Instruction = The records below are to be copied word for word, with every picture left out.
## start Items
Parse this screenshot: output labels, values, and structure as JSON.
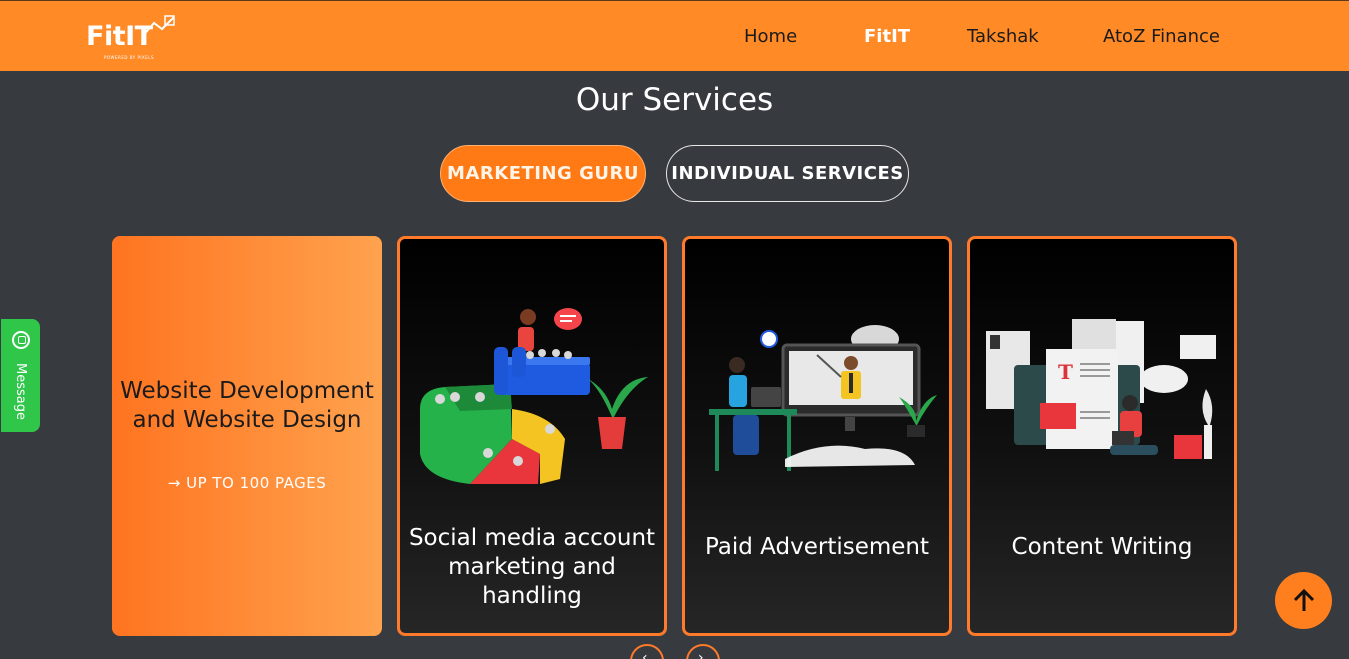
{
  "header": {
    "logo_text": "FitIT",
    "logo_sub": "POWERED BY PIXELS",
    "nav": [
      {
        "label": "Home",
        "active": false
      },
      {
        "label": "FitIT",
        "active": true
      },
      {
        "label": "Takshak",
        "active": false
      },
      {
        "label": "AtoZ Finance",
        "active": false
      }
    ]
  },
  "main": {
    "title": "Our Services",
    "tabs": [
      {
        "label": "MARKETING GURU",
        "active": true
      },
      {
        "label": "INDIVIDUAL SERVICES",
        "active": false
      }
    ],
    "cards": [
      {
        "heading": "Website Development and Website Design",
        "sub": "→ UP TO 100 PAGES"
      },
      {
        "caption": "Social media account marketing and handling",
        "illustration": "social-media-illustration"
      },
      {
        "caption": "Paid Advertisement",
        "illustration": "paid-ad-illustration"
      },
      {
        "caption": "Content Writing",
        "illustration": "content-writing-illustration"
      }
    ]
  },
  "side_message": {
    "label": "Message",
    "icon": "whatsapp-icon"
  },
  "controls": {
    "prev_icon": "chevron-left-icon",
    "next_icon": "chevron-right-icon",
    "scroll_top_icon": "arrow-up-icon"
  },
  "colors": {
    "brand": "#ff8a26",
    "background": "#373a3f",
    "whatsapp": "#2fc64a"
  }
}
## end Items
The reply =
Parse this screenshot: output labels, values, and structure as JSON.
{
  "header": {
    "logo_text": "FitIT",
    "logo_sub": "POWERED BY PIXELS",
    "nav": [
      {
        "label": "Home",
        "active": false
      },
      {
        "label": "FitIT",
        "active": true
      },
      {
        "label": "Takshak",
        "active": false
      },
      {
        "label": "AtoZ Finance",
        "active": false
      }
    ]
  },
  "main": {
    "title": "Our Services",
    "tabs": [
      {
        "label": "MARKETING GURU",
        "active": true
      },
      {
        "label": "INDIVIDUAL SERVICES",
        "active": false
      }
    ],
    "cards": [
      {
        "heading": "Website Development and Website Design",
        "sub": "→ UP TO 100 PAGES"
      },
      {
        "caption": "Social media account marketing and handling",
        "illustration": "social-media-illustration"
      },
      {
        "caption": "Paid Advertisement",
        "illustration": "paid-ad-illustration"
      },
      {
        "caption": "Content Writing",
        "illustration": "content-writing-illustration"
      }
    ]
  },
  "side_message": {
    "label": "Message",
    "icon": "whatsapp-icon"
  },
  "controls": {
    "prev_icon": "chevron-left-icon",
    "next_icon": "chevron-right-icon",
    "scroll_top_icon": "arrow-up-icon"
  },
  "colors": {
    "brand": "#ff8a26",
    "background": "#373a3f",
    "whatsapp": "#2fc64a"
  }
}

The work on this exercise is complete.